_Task requirements_: Find the lines containing the word "JOIN" and copy every one of them.

::: Recorded data

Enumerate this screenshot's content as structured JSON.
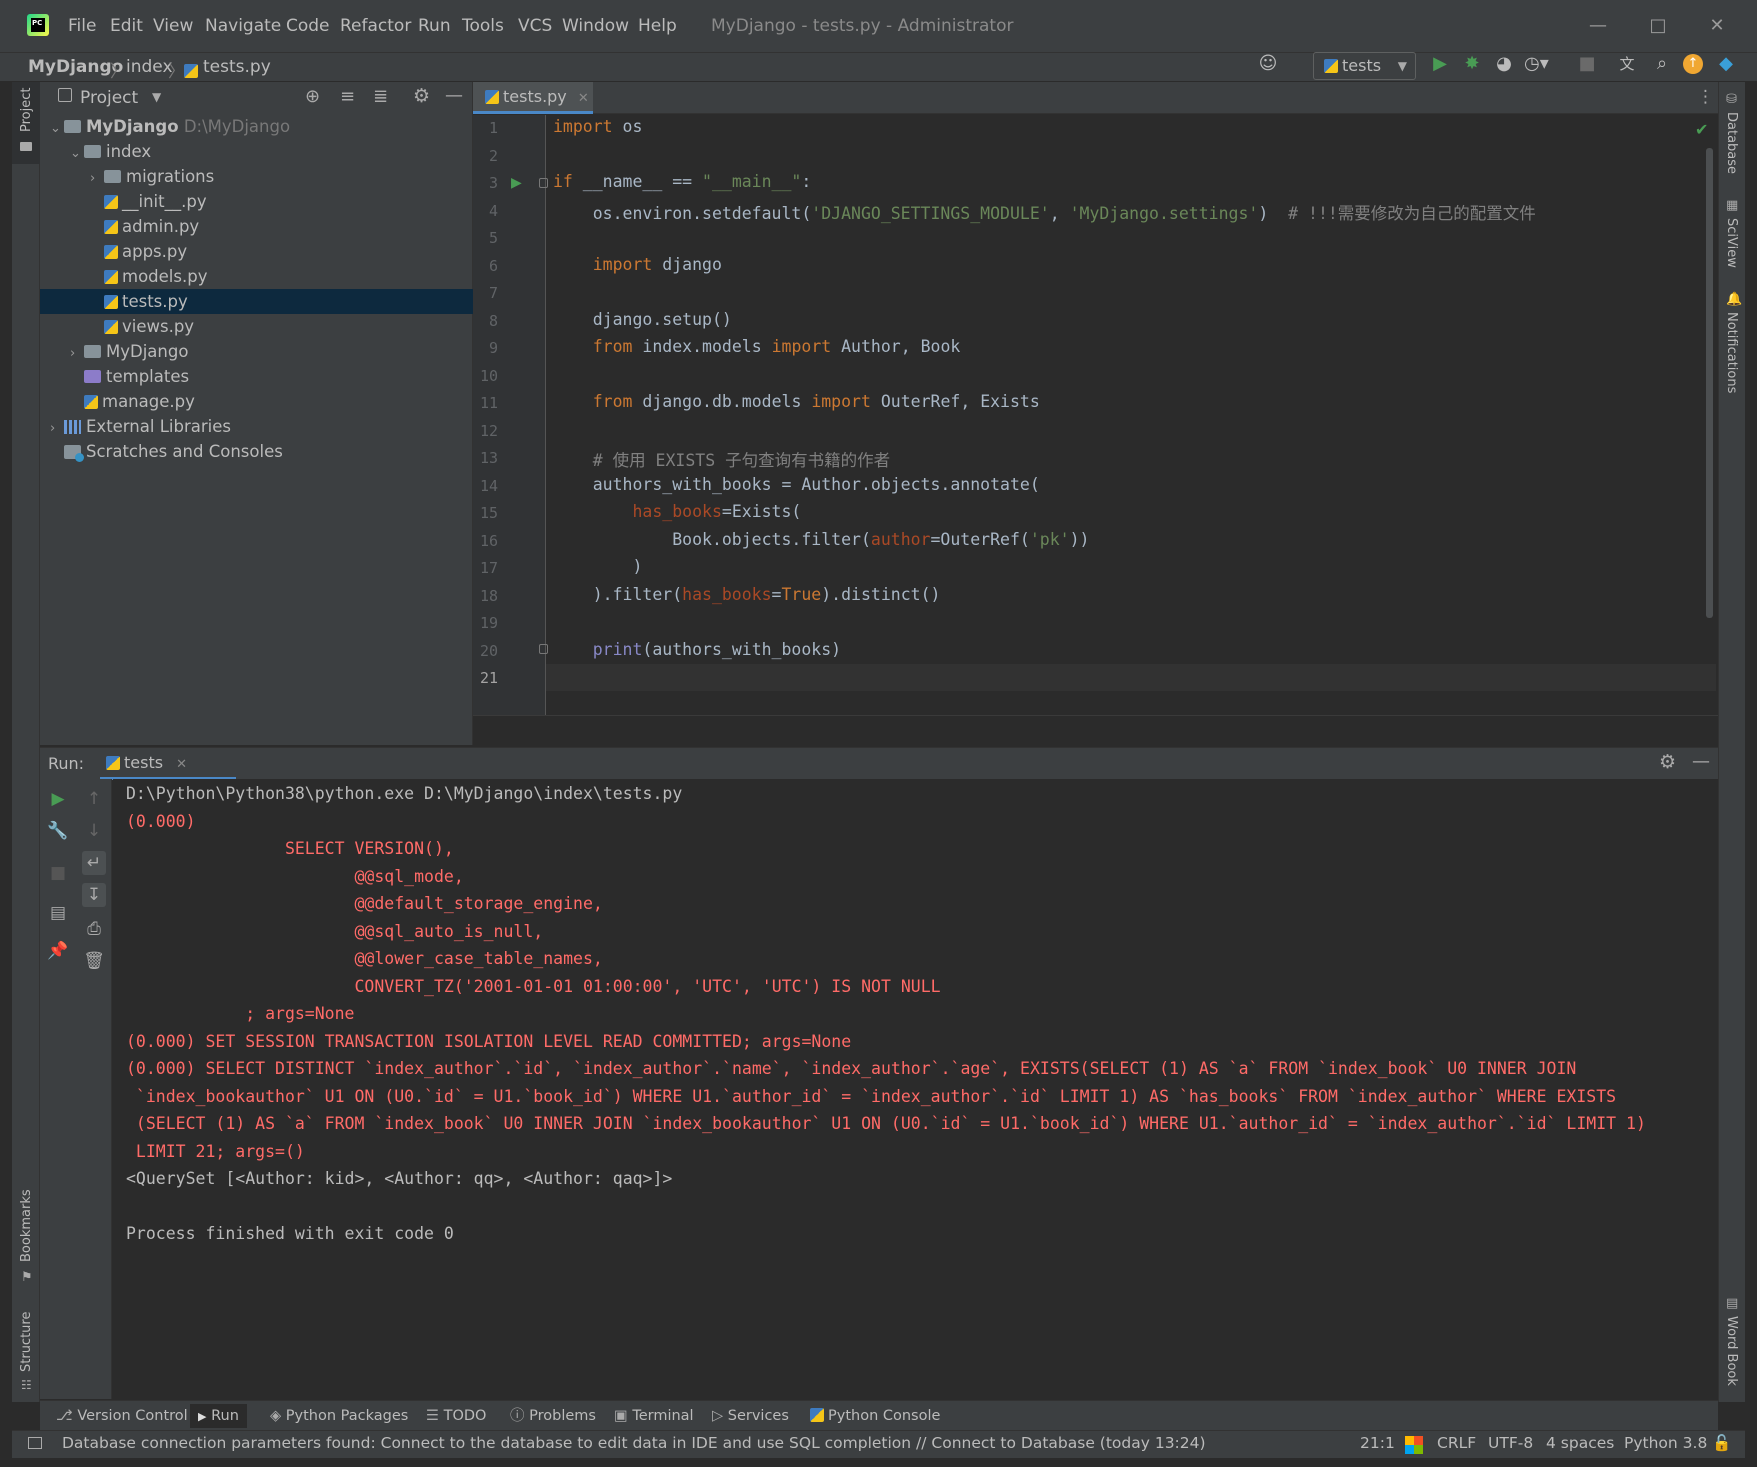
{
  "window": {
    "title": "MyDjango - tests.py - Administrator",
    "menu": [
      "File",
      "Edit",
      "View",
      "Navigate",
      "Code",
      "Refactor",
      "Run",
      "Tools",
      "VCS",
      "Window",
      "Help"
    ]
  },
  "navbar": {
    "breadcrumbs": [
      "MyDjango",
      "index",
      "tests.py"
    ],
    "run_config": "tests"
  },
  "left_stripe": {
    "top": "Project",
    "bottom1": "Bookmarks",
    "bottom2": "Structure"
  },
  "right_stripe": [
    "Database",
    "SciView",
    "Notifications",
    "Word Book"
  ],
  "project": {
    "title": "Project",
    "tree": [
      {
        "label": "MyDjango",
        "suffix": "D:\\MyDjango",
        "depth": 0,
        "type": "root",
        "expanded": true
      },
      {
        "label": "index",
        "depth": 1,
        "type": "folder",
        "expanded": true
      },
      {
        "label": "migrations",
        "depth": 2,
        "type": "folder",
        "expanded": false
      },
      {
        "label": "__init__.py",
        "depth": 2,
        "type": "py"
      },
      {
        "label": "admin.py",
        "depth": 2,
        "type": "py"
      },
      {
        "label": "apps.py",
        "depth": 2,
        "type": "py"
      },
      {
        "label": "models.py",
        "depth": 2,
        "type": "py"
      },
      {
        "label": "tests.py",
        "depth": 2,
        "type": "py",
        "selected": true
      },
      {
        "label": "views.py",
        "depth": 2,
        "type": "py"
      },
      {
        "label": "MyDjango",
        "depth": 1,
        "type": "folder",
        "expanded": false
      },
      {
        "label": "templates",
        "depth": 1,
        "type": "purple"
      },
      {
        "label": "manage.py",
        "depth": 1,
        "type": "py"
      },
      {
        "label": "External Libraries",
        "depth": 0,
        "type": "lib",
        "expanded": false
      },
      {
        "label": "Scratches and Consoles",
        "depth": 0,
        "type": "scratch"
      }
    ]
  },
  "editor": {
    "tab": "tests.py",
    "line_numbers": [
      "1",
      "2",
      "3",
      "4",
      "5",
      "6",
      "7",
      "8",
      "9",
      "10",
      "11",
      "12",
      "13",
      "14",
      "15",
      "16",
      "17",
      "18",
      "19",
      "20",
      "21"
    ]
  },
  "run": {
    "label": "Run:",
    "tab": "tests",
    "output": [
      {
        "text": "D:\\Python\\Python38\\python.exe D:\\MyDjango\\index\\tests.py",
        "err": false
      },
      {
        "text": "(0.000)",
        "err": true
      },
      {
        "text": "                SELECT VERSION(),",
        "err": true
      },
      {
        "text": "                       @@sql_mode,",
        "err": true
      },
      {
        "text": "                       @@default_storage_engine,",
        "err": true
      },
      {
        "text": "                       @@sql_auto_is_null,",
        "err": true
      },
      {
        "text": "                       @@lower_case_table_names,",
        "err": true
      },
      {
        "text": "                       CONVERT_TZ('2001-01-01 01:00:00', 'UTC', 'UTC') IS NOT NULL",
        "err": true
      },
      {
        "text": "            ; args=None",
        "err": true
      },
      {
        "text": "(0.000) SET SESSION TRANSACTION ISOLATION LEVEL READ COMMITTED; args=None",
        "err": true
      },
      {
        "text": "(0.000) SELECT DISTINCT `index_author`.`id`, `index_author`.`name`, `index_author`.`age`, EXISTS(SELECT (1) AS `a` FROM `index_book` U0 INNER JOIN",
        "err": true
      },
      {
        "text": " `index_bookauthor` U1 ON (U0.`id` = U1.`book_id`) WHERE U1.`author_id` = `index_author`.`id` LIMIT 1) AS `has_books` FROM `index_author` WHERE EXISTS",
        "err": true
      },
      {
        "text": " (SELECT (1) AS `a` FROM `index_book` U0 INNER JOIN `index_bookauthor` U1 ON (U0.`id` = U1.`book_id`) WHERE U1.`author_id` = `index_author`.`id` LIMIT 1)",
        "err": true
      },
      {
        "text": " LIMIT 21; args=()",
        "err": true
      },
      {
        "text": "<QuerySet [<Author: kid>, <Author: qq>, <Author: qaq>]>",
        "err": false
      },
      {
        "text": "",
        "err": false
      },
      {
        "text": "Process finished with exit code 0",
        "err": false
      }
    ]
  },
  "bottom_tabs": [
    "Version Control",
    "Run",
    "Python Packages",
    "TODO",
    "Problems",
    "Terminal",
    "Services",
    "Python Console"
  ],
  "status": {
    "message": "Database connection parameters found: Connect to the database to edit data in IDE and use SQL completion // Connect to Database (today 13:24)",
    "position": "21:1",
    "line_sep": "CRLF",
    "encoding": "UTF-8",
    "indent": "4 spaces",
    "interpreter": "Python 3.8"
  },
  "colors": {
    "keyword": "#cc7832",
    "string": "#6a8759",
    "comment": "#808080",
    "error_output": "#ff6b68",
    "selection": "#0d293e",
    "run_green": "#499c54"
  }
}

::::::

_Solution to the problem_:
        "text": "(0.000) SELECT DISTINCT `index_author`.`id`, `index_author`.`name`, `index_author`.`age`, EXISTS(SELECT (1) AS `a` FROM `index_book` U0 INNER JOIN",
        "text": " (SELECT (1) AS `a` FROM `index_book` U0 INNER JOIN `index_bookauthor` U1 ON (U0.`id` = U1.`book_id`) WHERE U1.`author_id` = `index_author`.`id` LIMIT 1)",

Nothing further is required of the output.